2024-07-17
1110. Delete Nodes And Return Forest
Given the root of a binary tree, each node in the tree has a distinct value.
After deleting all nodes with a value in to_delete, we are left with a forest
(a disjoint union of trees).
Return the roots of the trees in the remaining forest. You may return the
result in any order.
用 DFS 走
碰到要删的删掉
如果没有 parent 而且没有要删
就塞进 result
跟解答比起来
用 loop 找 delete 比直接 vector 操作慢了
dfs return bool 再处理也会比直接 return node 多一层判断
应该是这两个在慢吧
/**
* Definition for a binary tree node.
# # # # # # #
根据所给文本回答：
(a) 题目要求返回什么？
(b) 笔记里用哪种方法遍历二叉树？
(c) 跟解答相比，用 loop 找 delete 比哪种做法慢？
# # # # # # #
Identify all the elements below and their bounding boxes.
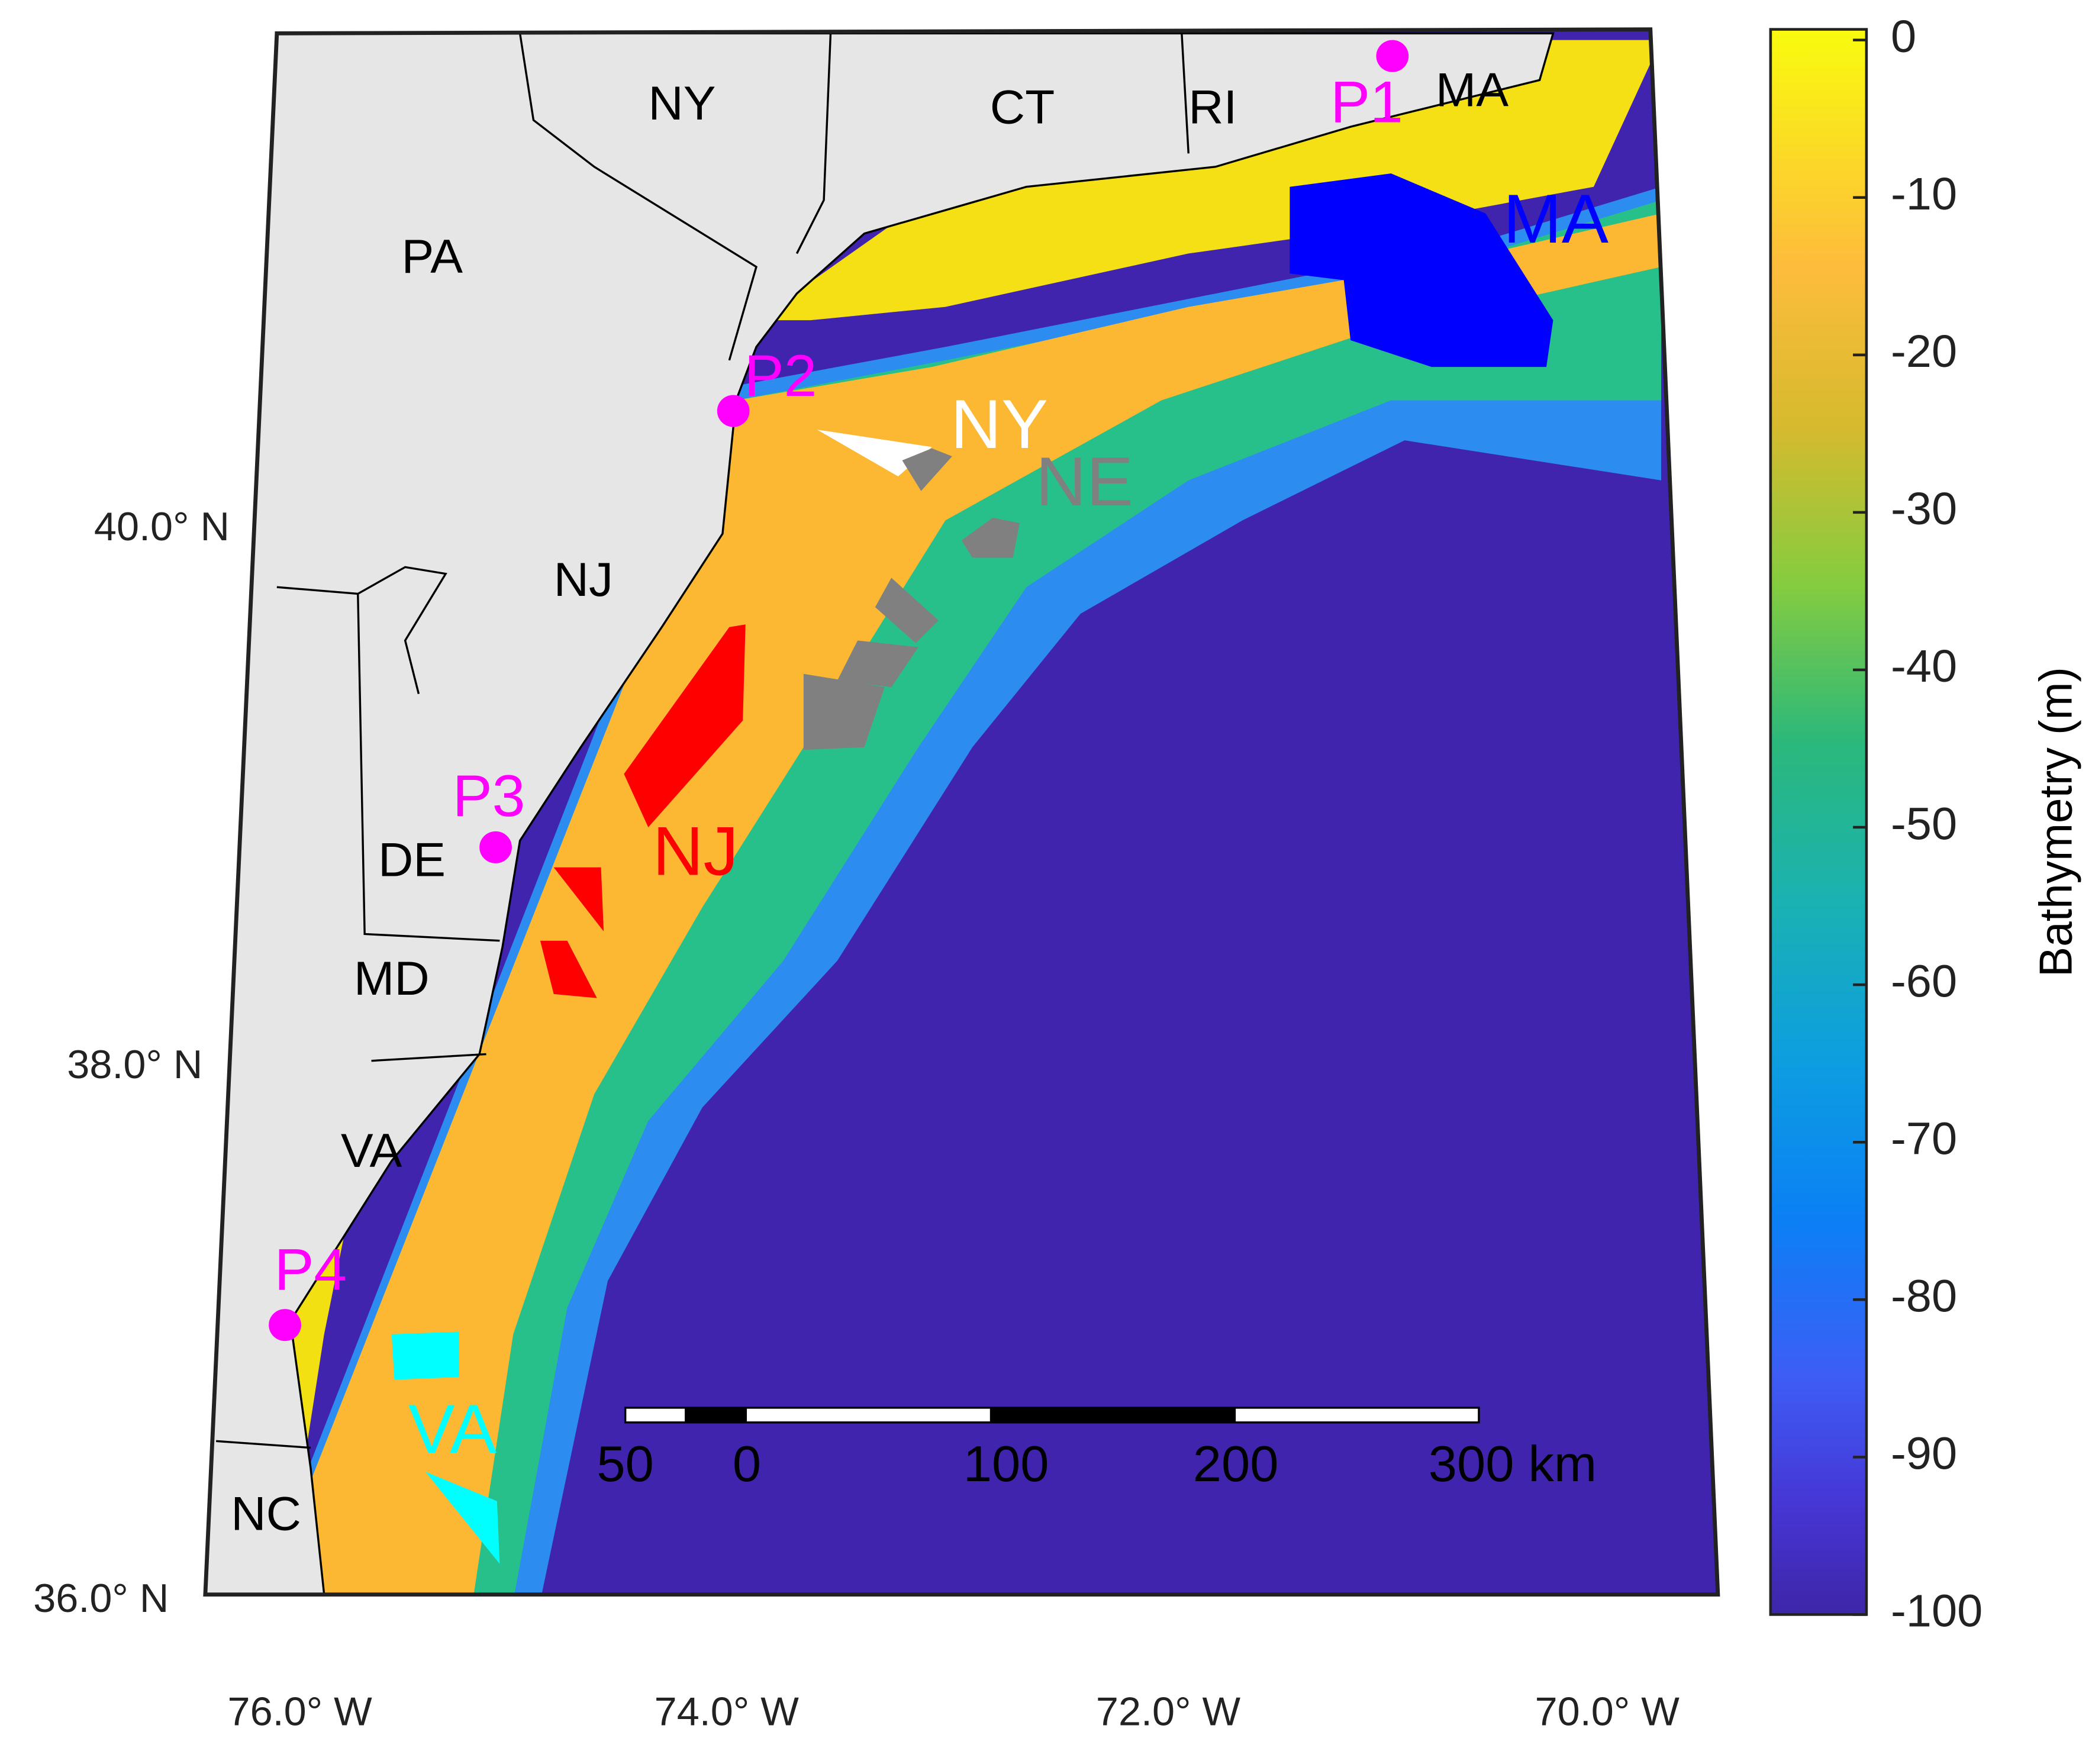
colorbar-tick-label: -30 — [1891, 484, 1957, 534]
wind-area-va — [391, 1331, 500, 1564]
wind-area-label: NE — [1036, 443, 1133, 520]
colorbar-tick-label: -80 — [1891, 1271, 1957, 1321]
land — [205, 32, 1555, 1595]
state-boundaries — [216, 33, 1190, 1449]
wind-area-ne — [803, 448, 1020, 750]
shelf-inner — [263, 213, 1662, 1595]
longitude-label: 76.0° W — [228, 1689, 372, 1734]
colorbar-tick-label: -40 — [1891, 641, 1957, 692]
wind-area-label: VA — [408, 1390, 497, 1468]
scale-bar-label: 50 — [597, 1436, 653, 1492]
point-marker — [1376, 40, 1409, 72]
shelf-edge — [256, 186, 1662, 1595]
longitude-label: 74.0° W — [655, 1689, 799, 1734]
wind-area-label: NJ — [653, 812, 739, 889]
map-frame — [203, 27, 1720, 1597]
point-label: P3 — [453, 764, 526, 829]
colorbar-tick-label: -90 — [1891, 1428, 1957, 1479]
colorbar-tick-label: -70 — [1891, 1114, 1957, 1164]
scale-bar-label: 300 km — [1429, 1436, 1597, 1492]
scale-bar-label: 200 — [1193, 1436, 1279, 1492]
colorbar-tick-label: -20 — [1891, 326, 1957, 376]
state-label: MD — [354, 952, 430, 1005]
colorbar-tick-label: -50 — [1891, 799, 1957, 849]
wind-area-ny — [817, 430, 932, 477]
wind-area-label: MA — [1503, 179, 1609, 257]
longitude-label: 72.0° W — [1096, 1689, 1240, 1734]
point-marker — [269, 1309, 301, 1341]
scale-bar — [624, 1407, 1480, 1424]
point-marker — [717, 395, 750, 427]
colorbar-label: Bathymetry (m) — [2030, 667, 2082, 977]
colorbar-tick-label: -60 — [1891, 956, 1957, 1007]
latitude-label: 38.0° N — [67, 1042, 202, 1087]
state-label: CT — [990, 80, 1055, 134]
scale-bar-label: 100 — [963, 1436, 1049, 1492]
state-label: PA — [402, 230, 463, 283]
colorbar-tick-label: -100 — [1891, 1586, 1983, 1636]
latitude-label: 36.0° N — [33, 1576, 169, 1621]
state-label: VA — [341, 1124, 402, 1177]
longitude-label: 70.0° W — [1535, 1689, 1680, 1734]
scale-bar-segment — [989, 1407, 1236, 1423]
state-label: NC — [231, 1487, 301, 1540]
colorbar-tick-label: 0 — [1891, 11, 1916, 62]
state-label: RI — [1188, 80, 1237, 134]
latitude-label: 40.0° N — [94, 504, 230, 549]
colorbar — [1769, 28, 1868, 1616]
point-label: P4 — [274, 1237, 347, 1302]
colorbar-tick-label: -10 — [1891, 169, 1957, 219]
point-marker — [479, 831, 512, 863]
point-label: P2 — [744, 343, 817, 408]
wind-area-ma — [1290, 173, 1553, 367]
state-label: MA — [1436, 63, 1509, 117]
wind-area-label: NY — [950, 385, 1048, 463]
scale-bar-segment — [685, 1407, 747, 1423]
shallows — [756, 40, 1662, 321]
state-label: NJ — [554, 553, 613, 606]
scale-bar-label: 0 — [733, 1436, 761, 1492]
state-label: DE — [378, 833, 446, 886]
state-label: NY — [648, 76, 715, 130]
point-label: P1 — [1330, 70, 1403, 135]
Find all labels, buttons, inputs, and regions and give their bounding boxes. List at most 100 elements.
# # # # # # #
**完整解答**
(a) 剩余森林中各棵树的根，可以按任意顺序返回。
(b) DFS。
(c) 直接用 vector 操作。